**What you will do**
Take the records underneath and set them down exactly.
————————
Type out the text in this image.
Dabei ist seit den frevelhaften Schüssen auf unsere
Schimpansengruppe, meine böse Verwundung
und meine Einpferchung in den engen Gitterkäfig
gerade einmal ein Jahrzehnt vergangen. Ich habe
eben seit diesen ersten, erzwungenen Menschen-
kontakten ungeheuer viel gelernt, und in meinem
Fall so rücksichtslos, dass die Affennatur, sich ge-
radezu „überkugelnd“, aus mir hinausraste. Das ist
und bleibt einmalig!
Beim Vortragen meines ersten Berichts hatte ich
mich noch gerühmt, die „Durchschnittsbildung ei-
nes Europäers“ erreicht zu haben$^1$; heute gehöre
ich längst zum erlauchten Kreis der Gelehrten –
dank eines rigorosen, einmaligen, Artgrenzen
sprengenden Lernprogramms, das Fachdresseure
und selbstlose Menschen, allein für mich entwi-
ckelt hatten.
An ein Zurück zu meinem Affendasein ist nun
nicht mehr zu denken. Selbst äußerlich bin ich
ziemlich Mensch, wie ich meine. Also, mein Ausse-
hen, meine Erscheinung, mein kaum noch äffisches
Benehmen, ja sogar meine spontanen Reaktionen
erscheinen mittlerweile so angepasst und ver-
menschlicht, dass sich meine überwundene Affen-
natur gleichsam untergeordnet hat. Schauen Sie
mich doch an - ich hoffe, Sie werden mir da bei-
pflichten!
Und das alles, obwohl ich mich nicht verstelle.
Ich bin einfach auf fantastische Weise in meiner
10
————————
**Exercise answer**
Type out the text in this image.
Dabei ist seit den frevelhaften Schüssen auf unsere
Schimpansengruppe, meine böse Verwundung
und meine Einpferchung in den engen Gitterkäfig
gerade einmal ein Jahrzehnt vergangen. Ich habe
eben seit diesen ersten, erzwungenen Menschen-
kontakten ungeheuer viel gelernt, und in meinem
Fall so rücksichtslos, dass die Affennatur, sich ge-
radezu „überkugelnd“, aus mir hinausraste. Das ist
und bleibt einmalig!
Beim Vortragen meines ersten Berichts hatte ich
mich noch gerühmt, die „Durchschnittsbildung ei-
nes Europäers“ erreicht zu haben$^1$; heute gehöre
ich längst zum erlauchten Kreis der Gelehrten –
dank eines rigorosen, einmaligen, Artgrenzen
sprengenden Lernprogramms, das Fachdresseure
und selbstlose Menschen, allein für mich entwi-
ckelt hatten.
An ein Zurück zu meinem Affendasein ist nun
nicht mehr zu denken. Selbst äußerlich bin ich
ziemlich Mensch, wie ich meine. Also, mein Ausse-
hen, meine Erscheinung, mein kaum noch äffisches
Benehmen, ja sogar meine spontanen Reaktionen
erscheinen mittlerweile so angepasst und ver-
menschlicht, dass sich meine überwundene Affen-
natur gleichsam untergeordnet hat. Schauen Sie
mich doch an - ich hoffe, Sie werden mir da bei-
pflichten!
Und das alles, obwohl ich mich nicht verstelle.
Ich bin einfach auf fantastische Weise in meiner
10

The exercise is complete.